Rewrite the items below with every "list-text" replaced by "item-text", leaving everything else unchanged.

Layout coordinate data
>>>

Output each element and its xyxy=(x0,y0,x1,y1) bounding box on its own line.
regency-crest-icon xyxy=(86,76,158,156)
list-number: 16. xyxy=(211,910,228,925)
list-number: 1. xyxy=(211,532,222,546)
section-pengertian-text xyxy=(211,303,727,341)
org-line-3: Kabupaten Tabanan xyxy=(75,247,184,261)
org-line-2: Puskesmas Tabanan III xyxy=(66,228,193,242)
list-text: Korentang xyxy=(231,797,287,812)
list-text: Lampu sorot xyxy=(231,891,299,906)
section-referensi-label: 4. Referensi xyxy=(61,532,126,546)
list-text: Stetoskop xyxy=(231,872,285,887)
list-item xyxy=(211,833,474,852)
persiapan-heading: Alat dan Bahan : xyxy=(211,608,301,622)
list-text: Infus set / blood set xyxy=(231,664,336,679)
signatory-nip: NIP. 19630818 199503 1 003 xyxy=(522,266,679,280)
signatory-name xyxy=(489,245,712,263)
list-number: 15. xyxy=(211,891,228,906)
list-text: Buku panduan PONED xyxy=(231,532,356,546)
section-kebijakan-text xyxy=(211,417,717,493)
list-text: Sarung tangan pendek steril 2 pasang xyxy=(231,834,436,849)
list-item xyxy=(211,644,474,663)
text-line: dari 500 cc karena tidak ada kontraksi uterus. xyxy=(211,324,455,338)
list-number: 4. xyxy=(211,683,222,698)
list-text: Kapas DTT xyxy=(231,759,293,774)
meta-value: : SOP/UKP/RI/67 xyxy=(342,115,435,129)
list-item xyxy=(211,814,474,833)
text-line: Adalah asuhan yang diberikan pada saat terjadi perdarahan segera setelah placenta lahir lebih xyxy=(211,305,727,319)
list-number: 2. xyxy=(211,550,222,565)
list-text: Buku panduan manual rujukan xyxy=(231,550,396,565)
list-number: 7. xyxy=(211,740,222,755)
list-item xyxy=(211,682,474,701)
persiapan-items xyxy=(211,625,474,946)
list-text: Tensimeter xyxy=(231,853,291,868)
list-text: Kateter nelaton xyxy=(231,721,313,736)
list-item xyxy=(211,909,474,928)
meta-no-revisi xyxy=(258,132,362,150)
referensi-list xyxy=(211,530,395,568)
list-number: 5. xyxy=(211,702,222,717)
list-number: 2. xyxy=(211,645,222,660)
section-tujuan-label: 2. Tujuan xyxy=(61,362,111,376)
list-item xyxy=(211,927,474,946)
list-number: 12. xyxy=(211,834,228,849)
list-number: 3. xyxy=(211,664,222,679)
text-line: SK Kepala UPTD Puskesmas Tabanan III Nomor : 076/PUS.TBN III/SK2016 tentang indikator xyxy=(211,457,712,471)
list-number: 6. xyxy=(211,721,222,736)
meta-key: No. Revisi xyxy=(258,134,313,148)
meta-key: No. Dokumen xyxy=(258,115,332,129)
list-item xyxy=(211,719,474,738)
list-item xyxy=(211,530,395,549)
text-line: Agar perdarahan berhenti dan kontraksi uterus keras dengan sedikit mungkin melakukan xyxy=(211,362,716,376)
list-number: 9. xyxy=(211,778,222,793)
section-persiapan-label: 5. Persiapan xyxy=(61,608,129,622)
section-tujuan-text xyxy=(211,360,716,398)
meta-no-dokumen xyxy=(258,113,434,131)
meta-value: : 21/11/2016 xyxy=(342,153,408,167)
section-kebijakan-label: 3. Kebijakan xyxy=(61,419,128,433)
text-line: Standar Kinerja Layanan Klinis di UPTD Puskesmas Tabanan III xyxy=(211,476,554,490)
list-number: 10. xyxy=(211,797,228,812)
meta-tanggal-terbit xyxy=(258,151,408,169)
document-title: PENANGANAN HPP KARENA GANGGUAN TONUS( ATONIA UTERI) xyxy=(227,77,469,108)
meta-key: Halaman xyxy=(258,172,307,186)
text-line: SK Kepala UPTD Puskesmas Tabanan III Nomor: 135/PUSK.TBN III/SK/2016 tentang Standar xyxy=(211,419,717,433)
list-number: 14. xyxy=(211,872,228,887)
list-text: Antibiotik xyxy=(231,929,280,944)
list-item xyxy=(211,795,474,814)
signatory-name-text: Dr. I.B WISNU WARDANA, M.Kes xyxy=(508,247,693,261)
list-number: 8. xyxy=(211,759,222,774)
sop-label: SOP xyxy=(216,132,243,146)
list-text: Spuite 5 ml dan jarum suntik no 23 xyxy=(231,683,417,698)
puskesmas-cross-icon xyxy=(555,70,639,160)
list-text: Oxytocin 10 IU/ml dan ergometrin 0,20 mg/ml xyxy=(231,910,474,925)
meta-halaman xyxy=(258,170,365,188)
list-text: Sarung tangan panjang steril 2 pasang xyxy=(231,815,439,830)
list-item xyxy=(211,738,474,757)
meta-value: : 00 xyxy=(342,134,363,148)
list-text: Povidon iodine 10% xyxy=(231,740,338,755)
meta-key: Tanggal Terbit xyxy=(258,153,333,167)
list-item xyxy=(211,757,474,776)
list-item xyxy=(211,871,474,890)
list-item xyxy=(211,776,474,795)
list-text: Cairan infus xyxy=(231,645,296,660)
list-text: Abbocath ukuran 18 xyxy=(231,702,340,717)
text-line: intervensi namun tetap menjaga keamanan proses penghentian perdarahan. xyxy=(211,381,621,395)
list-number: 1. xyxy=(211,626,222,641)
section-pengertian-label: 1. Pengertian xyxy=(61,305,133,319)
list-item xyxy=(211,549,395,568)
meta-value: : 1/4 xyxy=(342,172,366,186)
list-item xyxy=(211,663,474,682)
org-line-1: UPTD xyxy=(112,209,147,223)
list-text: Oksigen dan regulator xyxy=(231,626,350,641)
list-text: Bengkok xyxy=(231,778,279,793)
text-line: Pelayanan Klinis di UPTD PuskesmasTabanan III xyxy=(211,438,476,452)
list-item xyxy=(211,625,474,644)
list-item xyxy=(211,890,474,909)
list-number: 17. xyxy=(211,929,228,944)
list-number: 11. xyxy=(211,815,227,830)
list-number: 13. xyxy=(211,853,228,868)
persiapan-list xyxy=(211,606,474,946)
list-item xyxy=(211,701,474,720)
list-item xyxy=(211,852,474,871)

<<<

__Result__.
Output each element and its xyxy=(x0,y0,x1,y1) bounding box on its own line.
regency-crest-icon xyxy=(86,76,158,156)
list-number: 16. xyxy=(211,910,228,925)
list-number: 1. xyxy=(211,532,222,546)
section-pengertian-text xyxy=(211,303,727,341)
org-line-3: Kabupaten Tabanan xyxy=(75,247,184,261)
org-line-2: Puskesmas Tabanan III xyxy=(66,228,193,242)
item-text: Korentang xyxy=(231,797,287,812)
item-text: Lampu sorot xyxy=(231,891,299,906)
section-referensi-label: 4. Referensi xyxy=(61,532,126,546)
item-text: Stetoskop xyxy=(231,872,285,887)
list-item xyxy=(211,833,474,852)
persiapan-heading: Alat dan Bahan : xyxy=(211,608,301,622)
item-text: Infus set / blood set xyxy=(231,664,336,679)
signatory-nip: NIP. 19630818 199503 1 003 xyxy=(522,266,679,280)
signatory-name xyxy=(489,245,712,263)
list-number: 15. xyxy=(211,891,228,906)
item-text: Buku panduan PONED xyxy=(231,532,356,546)
section-kebijakan-text xyxy=(211,417,717,493)
item-text: Sarung tangan pendek steril 2 pasang xyxy=(231,834,436,849)
list-item xyxy=(211,644,474,663)
text-line: dari 500 cc karena tidak ada kontraksi uterus. xyxy=(211,324,455,338)
list-number: 4. xyxy=(211,683,222,698)
item-text: Kapas DTT xyxy=(231,759,293,774)
meta-value: : SOP/UKP/RI/67 xyxy=(342,115,435,129)
list-item xyxy=(211,814,474,833)
text-line: Adalah asuhan yang diberikan pada saat terjadi perdarahan segera setelah placenta lahir lebih xyxy=(211,305,727,319)
list-number: 2. xyxy=(211,550,222,565)
item-text: Buku panduan manual rujukan xyxy=(231,550,396,565)
list-number: 7. xyxy=(211,740,222,755)
list-item xyxy=(211,682,474,701)
persiapan-items xyxy=(211,625,474,946)
item-text: Tensimeter xyxy=(231,853,291,868)
item-text: Kateter nelaton xyxy=(231,721,313,736)
list-item xyxy=(211,909,474,928)
meta-no-revisi xyxy=(258,132,362,150)
referensi-list xyxy=(211,530,395,568)
list-number: 5. xyxy=(211,702,222,717)
list-number: 2. xyxy=(211,645,222,660)
section-tujuan-label: 2. Tujuan xyxy=(61,362,111,376)
list-item xyxy=(211,927,474,946)
list-number: 12. xyxy=(211,834,228,849)
list-number: 3. xyxy=(211,664,222,679)
text-line: SK Kepala UPTD Puskesmas Tabanan III Nomor : 076/PUS.TBN III/SK2016 tentang indikator xyxy=(211,457,712,471)
list-number: 6. xyxy=(211,721,222,736)
meta-key: No. Revisi xyxy=(258,134,313,148)
meta-key: No. Dokumen xyxy=(258,115,332,129)
list-item xyxy=(211,719,474,738)
list-item xyxy=(211,530,395,549)
text-line: Agar perdarahan berhenti dan kontraksi uterus keras dengan sedikit mungkin melakukan xyxy=(211,362,716,376)
list-number: 9. xyxy=(211,778,222,793)
section-persiapan-label: 5. Persiapan xyxy=(61,608,129,622)
section-tujuan-text xyxy=(211,360,716,398)
meta-no-dokumen xyxy=(258,113,434,131)
meta-value: : 21/11/2016 xyxy=(342,153,408,167)
section-kebijakan-label: 3. Kebijakan xyxy=(61,419,128,433)
text-line: Standar Kinerja Layanan Klinis di UPTD Puskesmas Tabanan III xyxy=(211,476,554,490)
list-number: 10. xyxy=(211,797,228,812)
meta-tanggal-terbit xyxy=(258,151,408,169)
document-title: PENANGANAN HPP KARENA GANGGUAN TONUS( ATONIA UTERI) xyxy=(227,77,469,108)
meta-key: Halaman xyxy=(258,172,307,186)
text-line: SK Kepala UPTD Puskesmas Tabanan III Nomor: 135/PUSK.TBN III/SK/2016 tentang Standar xyxy=(211,419,717,433)
list-number: 14. xyxy=(211,872,228,887)
item-text: Antibiotik xyxy=(231,929,280,944)
list-item xyxy=(211,795,474,814)
signatory-name-text: Dr. I.B WISNU WARDANA, M.Kes xyxy=(508,247,693,261)
list-number: 8. xyxy=(211,759,222,774)
sop-label: SOP xyxy=(216,132,243,146)
item-text: Spuite 5 ml dan jarum suntik no 23 xyxy=(231,683,417,698)
puskesmas-cross-icon xyxy=(555,70,639,160)
item-text: Oxytocin 10 IU/ml dan ergometrin 0,20 mg/ml xyxy=(231,910,474,925)
meta-halaman xyxy=(258,170,365,188)
item-text: Sarung tangan panjang steril 2 pasang xyxy=(231,815,439,830)
list-item xyxy=(211,738,474,757)
meta-value: : 00 xyxy=(342,134,363,148)
item-text: Povidon iodine 10% xyxy=(231,740,338,755)
meta-key: Tanggal Terbit xyxy=(258,153,333,167)
list-item xyxy=(211,757,474,776)
list-item xyxy=(211,871,474,890)
list-item xyxy=(211,776,474,795)
item-text: Cairan infus xyxy=(231,645,296,660)
item-text: Abbocath ukuran 18 xyxy=(231,702,340,717)
text-line: intervensi namun tetap menjaga keamanan proses penghentian perdarahan. xyxy=(211,381,621,395)
list-number: 1. xyxy=(211,626,222,641)
section-pengertian-label: 1. Pengertian xyxy=(61,305,133,319)
list-item xyxy=(211,549,395,568)
meta-value: : 1/4 xyxy=(342,172,366,186)
list-item xyxy=(211,663,474,682)
org-line-1: UPTD xyxy=(112,209,147,223)
item-text: Oksigen dan regulator xyxy=(231,626,350,641)
item-text: Bengkok xyxy=(231,778,279,793)
text-line: Pelayanan Klinis di UPTD PuskesmasTabanan III xyxy=(211,438,476,452)
list-item xyxy=(211,625,474,644)
list-item xyxy=(211,890,474,909)
list-number: 17. xyxy=(211,929,228,944)
list-number: 11. xyxy=(211,815,227,830)
list-number: 13. xyxy=(211,853,228,868)
persiapan-list xyxy=(211,606,474,946)
list-item xyxy=(211,701,474,720)
list-item xyxy=(211,852,474,871)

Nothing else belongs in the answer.